(Stored entries)

.....

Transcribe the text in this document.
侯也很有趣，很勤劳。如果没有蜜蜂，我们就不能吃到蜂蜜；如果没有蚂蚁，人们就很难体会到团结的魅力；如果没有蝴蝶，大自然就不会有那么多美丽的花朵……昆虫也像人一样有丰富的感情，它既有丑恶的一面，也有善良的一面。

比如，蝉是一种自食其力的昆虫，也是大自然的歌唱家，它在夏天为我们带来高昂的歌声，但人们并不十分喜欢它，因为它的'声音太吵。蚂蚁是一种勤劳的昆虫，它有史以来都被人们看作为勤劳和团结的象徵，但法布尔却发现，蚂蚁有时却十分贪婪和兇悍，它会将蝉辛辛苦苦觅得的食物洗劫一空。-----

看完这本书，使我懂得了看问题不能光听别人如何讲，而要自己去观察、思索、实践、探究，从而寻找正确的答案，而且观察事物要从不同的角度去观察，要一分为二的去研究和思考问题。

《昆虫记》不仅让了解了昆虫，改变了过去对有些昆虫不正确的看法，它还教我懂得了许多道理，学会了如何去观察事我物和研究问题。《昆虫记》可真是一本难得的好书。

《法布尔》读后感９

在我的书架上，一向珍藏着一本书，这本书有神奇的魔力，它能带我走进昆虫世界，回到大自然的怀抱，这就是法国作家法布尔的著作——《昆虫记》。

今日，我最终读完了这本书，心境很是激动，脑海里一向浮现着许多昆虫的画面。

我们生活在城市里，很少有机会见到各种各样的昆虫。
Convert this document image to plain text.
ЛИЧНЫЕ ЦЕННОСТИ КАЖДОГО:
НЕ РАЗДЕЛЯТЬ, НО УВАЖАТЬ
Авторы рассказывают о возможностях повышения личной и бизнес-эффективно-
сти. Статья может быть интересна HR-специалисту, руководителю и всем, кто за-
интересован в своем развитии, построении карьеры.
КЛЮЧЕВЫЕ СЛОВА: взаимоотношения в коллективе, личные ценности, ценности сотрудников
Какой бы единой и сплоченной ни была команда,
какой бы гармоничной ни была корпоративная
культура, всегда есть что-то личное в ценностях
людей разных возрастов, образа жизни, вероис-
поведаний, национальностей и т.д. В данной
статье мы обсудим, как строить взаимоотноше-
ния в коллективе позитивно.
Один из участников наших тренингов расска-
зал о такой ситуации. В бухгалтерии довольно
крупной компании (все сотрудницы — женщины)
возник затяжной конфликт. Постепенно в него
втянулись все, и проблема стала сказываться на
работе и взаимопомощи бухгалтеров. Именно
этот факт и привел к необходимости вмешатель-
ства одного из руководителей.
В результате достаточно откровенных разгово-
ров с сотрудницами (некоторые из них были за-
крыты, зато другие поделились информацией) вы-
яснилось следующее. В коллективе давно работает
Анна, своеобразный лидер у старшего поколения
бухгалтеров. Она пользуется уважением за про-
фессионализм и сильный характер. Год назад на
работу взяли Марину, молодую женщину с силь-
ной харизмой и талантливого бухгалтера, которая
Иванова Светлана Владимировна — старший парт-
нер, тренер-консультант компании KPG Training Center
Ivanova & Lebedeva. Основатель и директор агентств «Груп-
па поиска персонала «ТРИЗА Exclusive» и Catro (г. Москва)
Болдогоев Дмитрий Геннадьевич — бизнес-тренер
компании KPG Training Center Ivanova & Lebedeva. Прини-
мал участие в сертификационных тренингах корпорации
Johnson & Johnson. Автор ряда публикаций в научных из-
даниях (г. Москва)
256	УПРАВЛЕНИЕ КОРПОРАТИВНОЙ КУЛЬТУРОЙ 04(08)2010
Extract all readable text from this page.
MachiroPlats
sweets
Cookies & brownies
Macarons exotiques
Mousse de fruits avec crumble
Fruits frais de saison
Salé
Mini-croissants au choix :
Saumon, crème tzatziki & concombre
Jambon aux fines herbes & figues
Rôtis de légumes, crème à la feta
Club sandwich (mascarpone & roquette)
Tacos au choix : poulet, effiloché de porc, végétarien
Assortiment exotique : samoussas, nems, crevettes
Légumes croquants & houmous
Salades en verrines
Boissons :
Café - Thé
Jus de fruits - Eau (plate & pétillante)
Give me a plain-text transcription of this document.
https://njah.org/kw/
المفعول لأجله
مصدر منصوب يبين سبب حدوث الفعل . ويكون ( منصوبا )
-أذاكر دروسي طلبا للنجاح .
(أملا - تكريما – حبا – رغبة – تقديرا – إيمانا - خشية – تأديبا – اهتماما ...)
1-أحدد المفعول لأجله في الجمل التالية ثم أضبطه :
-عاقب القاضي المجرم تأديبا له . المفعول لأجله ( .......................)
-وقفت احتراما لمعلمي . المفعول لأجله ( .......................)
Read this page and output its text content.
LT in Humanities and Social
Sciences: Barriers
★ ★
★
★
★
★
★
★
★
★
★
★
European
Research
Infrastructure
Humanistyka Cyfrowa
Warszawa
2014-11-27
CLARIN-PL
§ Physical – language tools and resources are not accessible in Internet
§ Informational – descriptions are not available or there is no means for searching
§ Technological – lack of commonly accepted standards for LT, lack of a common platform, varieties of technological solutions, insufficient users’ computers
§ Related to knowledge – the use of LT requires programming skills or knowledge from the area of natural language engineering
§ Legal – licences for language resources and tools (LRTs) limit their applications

.....

Show every line above in which the word "тренер" occurs.

• **Exercise answer**
нер, тренер-консультант компании KPG Training Center
Болдогоев Дмитрий Геннадьевич — бизнес-тренер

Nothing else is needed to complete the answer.